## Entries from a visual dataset
>>>

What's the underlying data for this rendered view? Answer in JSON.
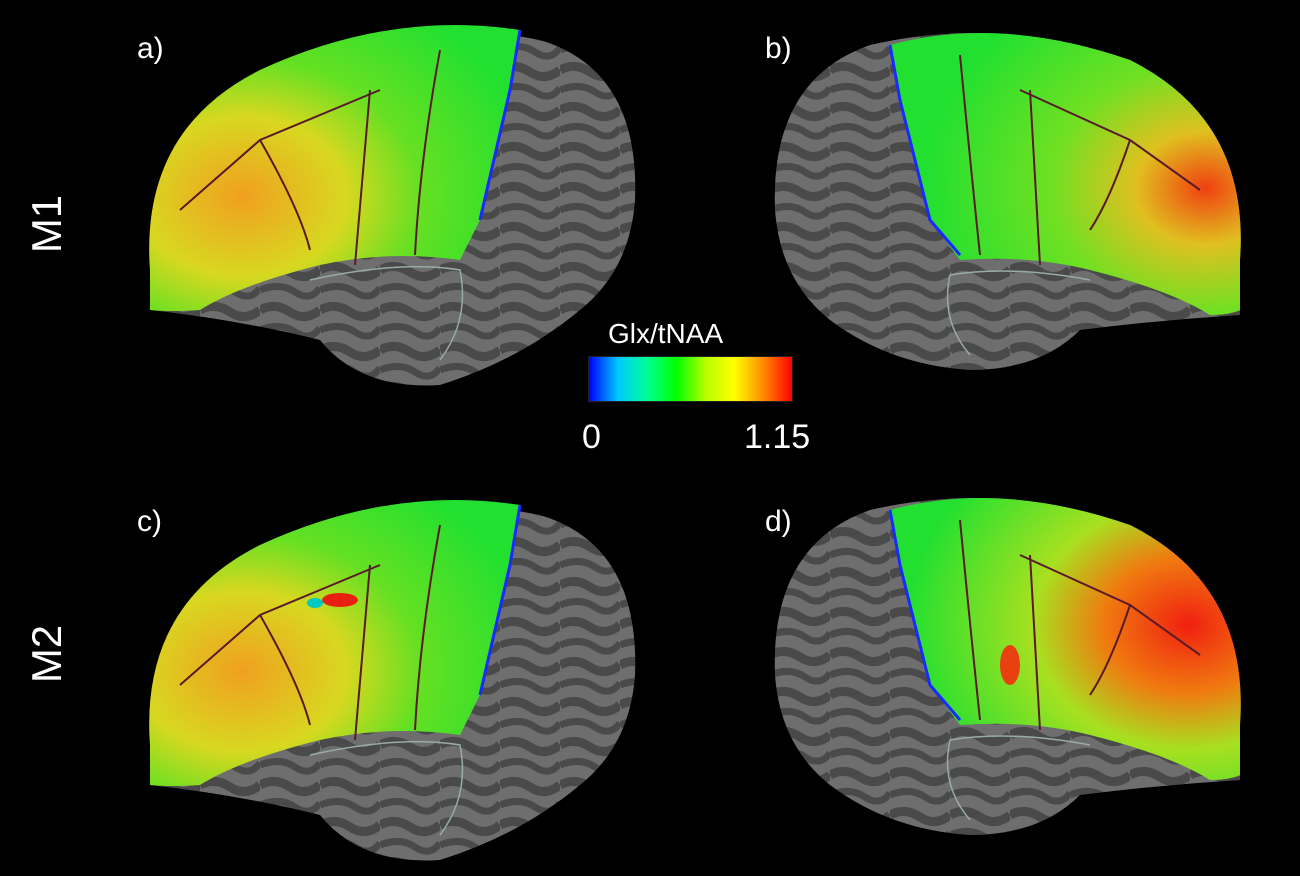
{
  "panels": [
    {
      "label": "a)"
    },
    {
      "label": "b)"
    },
    {
      "label": "c)"
    },
    {
      "label": "d)"
    }
  ],
  "rows": [
    {
      "label": "M1"
    },
    {
      "label": "M2"
    }
  ],
  "colorbar": {
    "title": "Glx/tNAA",
    "min_label": "0",
    "max_label": "1.15",
    "min": 0,
    "max": 1.15,
    "colormap": [
      "#0000ff",
      "#00c8ff",
      "#00ff96",
      "#00ff00",
      "#b4ff00",
      "#ffff00",
      "#ff8c00",
      "#ff0000"
    ]
  },
  "colors": {
    "background": "#000000",
    "cortex_dark": "#4a4a4a",
    "cortex_light": "#7a7a7a",
    "map_green": "#33dd22",
    "map_yellow": "#d8e020",
    "map_red": "#e83010",
    "boundary": "#5a1a2a"
  }
}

<<<

## Task to carry out
Restate every record exactly, please; do not copy the pictures.

## The response
What's the underlying data for this rendered view? Answer in JSON.
{
  "panels": [
    {
      "label": "a)"
    },
    {
      "label": "b)"
    },
    {
      "label": "c)"
    },
    {
      "label": "d)"
    }
  ],
  "rows": [
    {
      "label": "M1"
    },
    {
      "label": "M2"
    }
  ],
  "colorbar": {
    "title": "Glx/tNAA",
    "min_label": "0",
    "max_label": "1.15",
    "min": 0,
    "max": 1.15,
    "colormap": [
      "#0000ff",
      "#00c8ff",
      "#00ff96",
      "#00ff00",
      "#b4ff00",
      "#ffff00",
      "#ff8c00",
      "#ff0000"
    ]
  },
  "colors": {
    "background": "#000000",
    "cortex_dark": "#4a4a4a",
    "cortex_light": "#7a7a7a",
    "map_green": "#33dd22",
    "map_yellow": "#d8e020",
    "map_red": "#e83010",
    "boundary": "#5a1a2a"
  }
}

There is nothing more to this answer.